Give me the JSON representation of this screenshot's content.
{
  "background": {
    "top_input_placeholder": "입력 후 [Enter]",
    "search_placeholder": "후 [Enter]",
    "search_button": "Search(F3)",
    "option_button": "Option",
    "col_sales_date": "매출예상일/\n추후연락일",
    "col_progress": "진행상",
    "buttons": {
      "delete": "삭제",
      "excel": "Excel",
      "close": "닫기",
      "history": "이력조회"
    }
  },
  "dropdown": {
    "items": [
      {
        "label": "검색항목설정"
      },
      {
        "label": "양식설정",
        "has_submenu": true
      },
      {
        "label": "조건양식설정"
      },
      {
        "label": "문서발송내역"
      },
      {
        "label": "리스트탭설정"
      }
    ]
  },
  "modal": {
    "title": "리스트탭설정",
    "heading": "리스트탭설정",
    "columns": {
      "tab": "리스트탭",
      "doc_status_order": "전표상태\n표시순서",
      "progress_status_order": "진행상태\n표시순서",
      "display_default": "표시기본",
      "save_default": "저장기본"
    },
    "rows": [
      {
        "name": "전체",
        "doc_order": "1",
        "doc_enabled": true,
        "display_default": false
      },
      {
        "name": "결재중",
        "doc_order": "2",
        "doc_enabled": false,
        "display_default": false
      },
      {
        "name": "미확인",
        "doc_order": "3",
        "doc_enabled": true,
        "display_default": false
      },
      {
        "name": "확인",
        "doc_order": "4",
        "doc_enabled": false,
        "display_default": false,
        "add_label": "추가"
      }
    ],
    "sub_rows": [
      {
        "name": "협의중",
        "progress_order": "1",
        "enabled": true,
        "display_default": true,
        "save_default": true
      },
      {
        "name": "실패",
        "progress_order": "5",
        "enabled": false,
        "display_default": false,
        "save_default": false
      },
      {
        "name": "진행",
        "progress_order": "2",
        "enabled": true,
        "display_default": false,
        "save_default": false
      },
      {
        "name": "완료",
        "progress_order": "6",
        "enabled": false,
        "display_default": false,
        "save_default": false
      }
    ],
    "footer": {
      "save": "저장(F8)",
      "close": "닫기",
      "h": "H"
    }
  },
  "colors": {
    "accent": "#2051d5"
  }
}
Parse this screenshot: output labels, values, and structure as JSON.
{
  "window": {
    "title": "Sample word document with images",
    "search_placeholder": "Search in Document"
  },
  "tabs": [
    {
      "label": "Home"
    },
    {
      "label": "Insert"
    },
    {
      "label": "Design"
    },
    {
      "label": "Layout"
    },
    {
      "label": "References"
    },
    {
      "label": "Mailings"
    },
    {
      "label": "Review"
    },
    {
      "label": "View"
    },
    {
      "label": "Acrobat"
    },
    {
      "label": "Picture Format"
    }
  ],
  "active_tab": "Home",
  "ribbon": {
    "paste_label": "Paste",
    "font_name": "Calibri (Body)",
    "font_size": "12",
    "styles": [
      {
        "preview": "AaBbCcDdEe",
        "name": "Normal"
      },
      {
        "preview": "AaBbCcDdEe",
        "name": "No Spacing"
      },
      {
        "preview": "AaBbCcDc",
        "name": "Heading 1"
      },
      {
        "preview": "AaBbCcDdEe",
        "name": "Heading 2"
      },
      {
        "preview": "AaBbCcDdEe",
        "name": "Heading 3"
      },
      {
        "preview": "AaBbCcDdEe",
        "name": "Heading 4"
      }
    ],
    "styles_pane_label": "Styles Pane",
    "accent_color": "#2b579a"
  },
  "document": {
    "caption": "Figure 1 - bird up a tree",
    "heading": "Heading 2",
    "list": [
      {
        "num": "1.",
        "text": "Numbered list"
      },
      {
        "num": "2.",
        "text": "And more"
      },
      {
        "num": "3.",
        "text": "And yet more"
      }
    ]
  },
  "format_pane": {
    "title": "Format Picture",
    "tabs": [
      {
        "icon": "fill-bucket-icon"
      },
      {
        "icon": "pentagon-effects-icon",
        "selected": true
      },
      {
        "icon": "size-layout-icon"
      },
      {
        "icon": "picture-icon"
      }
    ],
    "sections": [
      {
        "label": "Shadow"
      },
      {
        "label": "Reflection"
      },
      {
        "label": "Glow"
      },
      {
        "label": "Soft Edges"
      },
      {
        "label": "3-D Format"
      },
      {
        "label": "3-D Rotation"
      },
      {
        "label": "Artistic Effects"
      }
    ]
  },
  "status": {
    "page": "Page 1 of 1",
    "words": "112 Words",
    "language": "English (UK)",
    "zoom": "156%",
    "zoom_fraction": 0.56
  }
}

Aim
Extract the full listing above without alteration.

Written response
Give me the JSON representation of this screenshot's content.
{
  "background": {
    "top_input_placeholder": "입력 후 [Enter]",
    "search_placeholder": "후 [Enter]",
    "search_button": "Search(F3)",
    "option_button": "Option",
    "col_sales_date": "매출예상일/\n추후연락일",
    "col_progress": "진행상",
    "buttons": {
      "delete": "삭제",
      "excel": "Excel",
      "close": "닫기",
      "history": "이력조회"
    }
  },
  "dropdown": {
    "items": [
      {
        "label": "검색항목설정"
      },
      {
        "label": "양식설정",
        "has_submenu": true
      },
      {
        "label": "조건양식설정"
      },
      {
        "label": "문서발송내역"
      },
      {
        "label": "리스트탭설정"
      }
    ]
  },
  "modal": {
    "title": "리스트탭설정",
    "heading": "리스트탭설정",
    "columns": {
      "tab": "리스트탭",
      "doc_status_order": "전표상태\n표시순서",
      "progress_status_order": "진행상태\n표시순서",
      "display_default": "표시기본",
      "save_default": "저장기본"
    },
    "rows": [
      {
        "name": "전체",
        "doc_order": "1",
        "doc_enabled": true,
        "display_default": false
      },
      {
        "name": "결재중",
        "doc_order": "2",
        "doc_enabled": false,
        "display_default": false
      },
      {
        "name": "미확인",
        "doc_order": "3",
        "doc_enabled": true,
        "display_default": false
      },
      {
        "name": "확인",
        "doc_order": "4",
        "doc_enabled": false,
        "display_default": false,
        "add_label": "추가"
      }
    ],
    "sub_rows": [
      {
        "name": "협의중",
        "progress_order": "1",
        "enabled": true,
        "display_default": true,
        "save_default": true
      },
      {
        "name": "실패",
        "progress_order": "5",
        "enabled": false,
        "display_default": false,
        "save_default": false
      },
      {
        "name": "진행",
        "progress_order": "2",
        "enabled": true,
        "display_default": false,
        "save_default": false
      },
      {
        "name": "완료",
        "progress_order": "6",
        "enabled": false,
        "display_default": false,
        "save_default": false
      }
    ],
    "footer": {
      "save": "저장(F8)",
      "close": "닫기",
      "h": "H"
    }
  },
  "colors": {
    "accent": "#2051d5"
  }
}
Parse this screenshot: output labels, values, and structure as JSON.
{
  "window": {
    "title": "Sample word document with images",
    "search_placeholder": "Search in Document"
  },
  "tabs": [
    {
      "label": "Home"
    },
    {
      "label": "Insert"
    },
    {
      "label": "Design"
    },
    {
      "label": "Layout"
    },
    {
      "label": "References"
    },
    {
      "label": "Mailings"
    },
    {
      "label": "Review"
    },
    {
      "label": "View"
    },
    {
      "label": "Acrobat"
    },
    {
      "label": "Picture Format"
    }
  ],
  "active_tab": "Home",
  "ribbon": {
    "paste_label": "Paste",
    "font_name": "Calibri (Body)",
    "font_size": "12",
    "styles": [
      {
        "preview": "AaBbCcDdEe",
        "name": "Normal"
      },
      {
        "preview": "AaBbCcDdEe",
        "name": "No Spacing"
      },
      {
        "preview": "AaBbCcDc",
        "name": "Heading 1"
      },
      {
        "preview": "AaBbCcDdEe",
        "name": "Heading 2"
      },
      {
        "preview": "AaBbCcDdEe",
        "name": "Heading 3"
      },
      {
        "preview": "AaBbCcDdEe",
        "name": "Heading 4"
      }
    ],
    "styles_pane_label": "Styles Pane",
    "accent_color": "#2b579a"
  },
  "document": {
    "caption": "Figure 1 - bird up a tree",
    "heading": "Heading 2",
    "list": [
      {
        "num": "1.",
        "text": "Numbered list"
      },
      {
        "num": "2.",
        "text": "And more"
      },
      {
        "num": "3.",
        "text": "And yet more"
      }
    ]
  },
  "format_pane": {
    "title": "Format Picture",
    "tabs": [
      {
        "icon": "fill-bucket-icon"
      },
      {
        "icon": "pentagon-effects-icon",
        "selected": true
      },
      {
        "icon": "size-layout-icon"
      },
      {
        "icon": "picture-icon"
      }
    ],
    "sections": [
      {
        "label": "Shadow"
      },
      {
        "label": "Reflection"
      },
      {
        "label": "Glow"
      },
      {
        "label": "Soft Edges"
      },
      {
        "label": "3-D Format"
      },
      {
        "label": "3-D Rotation"
      },
      {
        "label": "Artistic Effects"
      }
    ]
  },
  "status": {
    "page": "Page 1 of 1",
    "words": "112 Words",
    "language": "English (UK)",
    "zoom": "156%",
    "zoom_fraction": 0.56
  }
}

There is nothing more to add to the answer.